#### THE REQUEST:
Within the material below, find each line bearing the word "أحكام" and present it.
● ● ● ● ● ● ●
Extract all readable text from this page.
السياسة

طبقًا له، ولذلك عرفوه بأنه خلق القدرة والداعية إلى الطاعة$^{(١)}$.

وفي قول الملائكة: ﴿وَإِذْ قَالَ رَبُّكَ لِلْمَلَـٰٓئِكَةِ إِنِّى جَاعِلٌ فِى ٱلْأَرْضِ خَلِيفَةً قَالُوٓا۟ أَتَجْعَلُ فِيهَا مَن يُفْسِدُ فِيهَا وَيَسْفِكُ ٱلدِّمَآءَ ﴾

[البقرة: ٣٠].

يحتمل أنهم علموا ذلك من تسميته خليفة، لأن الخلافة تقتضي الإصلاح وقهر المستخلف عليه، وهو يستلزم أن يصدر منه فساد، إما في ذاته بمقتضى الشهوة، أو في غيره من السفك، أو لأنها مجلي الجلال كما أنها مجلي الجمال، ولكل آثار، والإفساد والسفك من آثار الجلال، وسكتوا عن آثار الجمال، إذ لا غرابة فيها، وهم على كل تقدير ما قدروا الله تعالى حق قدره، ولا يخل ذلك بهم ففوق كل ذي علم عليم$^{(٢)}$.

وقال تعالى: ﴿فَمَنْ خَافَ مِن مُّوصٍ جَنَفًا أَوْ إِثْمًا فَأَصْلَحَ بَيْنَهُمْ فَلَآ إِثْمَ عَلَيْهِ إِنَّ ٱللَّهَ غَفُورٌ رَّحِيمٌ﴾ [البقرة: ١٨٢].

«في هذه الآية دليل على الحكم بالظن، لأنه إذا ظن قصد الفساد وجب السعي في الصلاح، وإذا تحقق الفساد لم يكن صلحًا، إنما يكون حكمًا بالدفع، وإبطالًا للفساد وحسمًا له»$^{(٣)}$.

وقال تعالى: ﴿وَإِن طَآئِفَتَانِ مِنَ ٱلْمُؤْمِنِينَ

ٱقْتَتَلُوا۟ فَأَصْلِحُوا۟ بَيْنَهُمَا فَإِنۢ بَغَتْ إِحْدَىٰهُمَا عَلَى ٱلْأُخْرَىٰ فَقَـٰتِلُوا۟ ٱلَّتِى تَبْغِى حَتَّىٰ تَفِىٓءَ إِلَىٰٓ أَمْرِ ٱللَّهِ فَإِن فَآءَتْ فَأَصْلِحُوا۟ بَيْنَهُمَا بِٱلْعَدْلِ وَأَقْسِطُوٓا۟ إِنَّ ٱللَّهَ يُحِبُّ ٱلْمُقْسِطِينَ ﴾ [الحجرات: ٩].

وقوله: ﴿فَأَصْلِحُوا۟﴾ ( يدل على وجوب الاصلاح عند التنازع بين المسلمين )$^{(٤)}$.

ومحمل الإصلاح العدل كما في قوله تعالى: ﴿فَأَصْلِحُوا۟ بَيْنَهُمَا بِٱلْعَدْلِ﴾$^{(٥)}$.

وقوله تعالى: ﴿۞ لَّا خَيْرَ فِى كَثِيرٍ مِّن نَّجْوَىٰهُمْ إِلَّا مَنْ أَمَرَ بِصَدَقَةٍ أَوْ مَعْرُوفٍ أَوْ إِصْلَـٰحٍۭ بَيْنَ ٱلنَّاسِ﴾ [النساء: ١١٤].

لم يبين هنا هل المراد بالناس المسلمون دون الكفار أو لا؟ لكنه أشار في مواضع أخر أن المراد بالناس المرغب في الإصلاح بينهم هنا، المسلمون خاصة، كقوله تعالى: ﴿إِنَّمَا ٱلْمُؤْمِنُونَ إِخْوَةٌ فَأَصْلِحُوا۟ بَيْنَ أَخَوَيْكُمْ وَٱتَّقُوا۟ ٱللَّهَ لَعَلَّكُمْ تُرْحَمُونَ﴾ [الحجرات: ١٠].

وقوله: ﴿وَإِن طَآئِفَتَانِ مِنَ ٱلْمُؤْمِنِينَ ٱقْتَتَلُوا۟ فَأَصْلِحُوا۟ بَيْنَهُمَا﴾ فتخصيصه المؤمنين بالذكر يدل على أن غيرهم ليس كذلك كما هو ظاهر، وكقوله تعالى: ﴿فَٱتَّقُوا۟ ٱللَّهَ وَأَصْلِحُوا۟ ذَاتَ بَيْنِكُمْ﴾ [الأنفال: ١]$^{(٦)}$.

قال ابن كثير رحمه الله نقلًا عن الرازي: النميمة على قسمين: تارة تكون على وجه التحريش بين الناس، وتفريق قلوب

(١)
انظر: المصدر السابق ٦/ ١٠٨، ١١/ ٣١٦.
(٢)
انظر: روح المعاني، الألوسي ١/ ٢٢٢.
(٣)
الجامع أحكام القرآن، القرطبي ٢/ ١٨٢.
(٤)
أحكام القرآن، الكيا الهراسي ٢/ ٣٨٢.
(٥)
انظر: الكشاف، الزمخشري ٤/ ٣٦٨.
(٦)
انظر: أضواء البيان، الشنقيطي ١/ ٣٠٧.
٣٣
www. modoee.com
● ● ● ● ● ● ●
#### RESULT OF THE TASK:
الجامع أحكام القرآن، القرطبي ٢/ ١٨٢.
أحكام القرآن، الكيا الهراسي ٢/ ٣٨٢.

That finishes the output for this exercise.